▶ **The request**
Set the listing down unchanged, minus every embedded image.

▶ **Source data**
■ ■ ■ ■
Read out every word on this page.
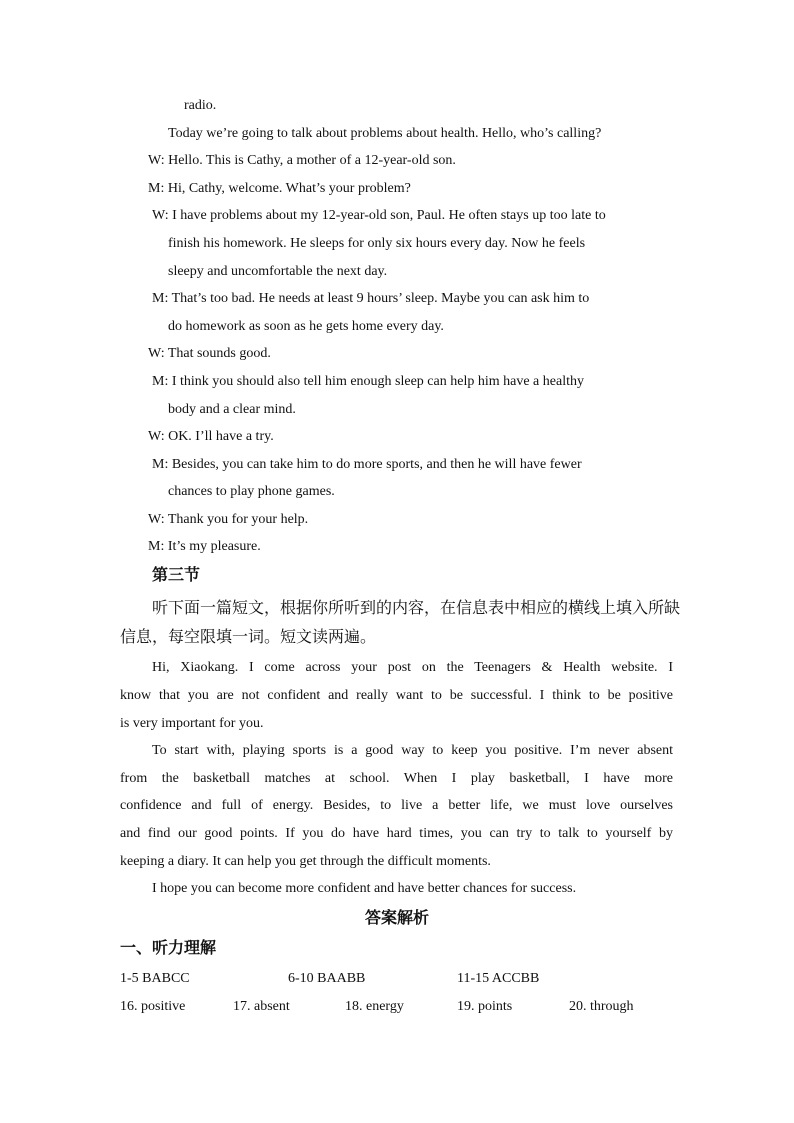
radio.
Today we’re going to talk about problems about health. Hello, who’s calling?
W: Hello. This is Cathy, a mother of a 12-year-old son.
M: Hi, Cathy, welcome. What’s your problem?
W: I have problems about my 12-year-old son, Paul. He often stays up too late to
finish his homework. He sleeps for only six hours every day. Now he feels
sleepy and uncomfortable the next day.
M: That’s too bad. He needs at least 9 hours’ sleep. Maybe you can ask him to
do homework as soon as he gets home every day.
W: That sounds good.
M: I think you should also tell him enough sleep can help him have a healthy
body and a clear mind.
W: OK. I’ll have a try.
M: Besides, you can take him to do more sports, and then he will have fewer
chances to play phone games.
W: Thank you for your help.
M: It’s my pleasure.
第三节
听下面一篇短文，根据你所听到的内容，在信息表中相应的横线上填入所缺
信息，每空限填一词。短文读两遍。
Hi, Xiaokang. I come across your post on the Teenagers & Health website. I
know that you are not confident and really want to be successful. I think to be positive
is very important for you.
To start with, playing sports is a good way to keep you positive. I’m never absent
from the basketball matches at school. When I play basketball, I have more
confidence and full of energy. Besides, to live a better life, we must love ourselves
and find our good points. If you do have hard times, you can try to talk to yourself by
keeping a diary. It can help you get through the difficult moments.
I hope you can become more confident and have better chances for success.
答案解析
一、听力理解
1-5 BABCC	6-10 BAABB	11-15 ACCBB
16. positive	17. absent	18. energy	19. points	20. through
■ ■ ■ ■
▶ **Finished answer**
Read out every word on this page.
radio.
Today we’re going to talk about problems about health. Hello, who’s calling?
W: Hello. This is Cathy, a mother of a 12-year-old son.
M: Hi, Cathy, welcome. What’s your problem?
W: I have problems about my 12-year-old son, Paul. He often stays up too late to
finish his homework. He sleeps for only six hours every day. Now he feels
sleepy and uncomfortable the next day.
M: That’s too bad. He needs at least 9 hours’ sleep. Maybe you can ask him to
do homework as soon as he gets home every day.
W: That sounds good.
M: I think you should also tell him enough sleep can help him have a healthy
body and a clear mind.
W: OK. I’ll have a try.
M: Besides, you can take him to do more sports, and then he will have fewer
chances to play phone games.
W: Thank you for your help.
M: It’s my pleasure.
第三节
听下面一篇短文，根据你所听到的内容，在信息表中相应的横线上填入所缺
信息，每空限填一词。短文读两遍。
Hi, Xiaokang. I come across your post on the Teenagers & Health website. I
know that you are not confident and really want to be successful. I think to be positive
is very important for you.
To start with, playing sports is a good way to keep you positive. I’m never absent
from the basketball matches at school. When I play basketball, I have more
confidence and full of energy. Besides, to live a better life, we must love ourselves
and find our good points. If you do have hard times, you can try to talk to yourself by
keeping a diary. It can help you get through the difficult moments.
I hope you can become more confident and have better chances for success.
答案解析
一、听力理解
1-5 BABCC	6-10 BAABB	11-15 ACCBB
16. positive	17. absent	18. energy	19. points	20. through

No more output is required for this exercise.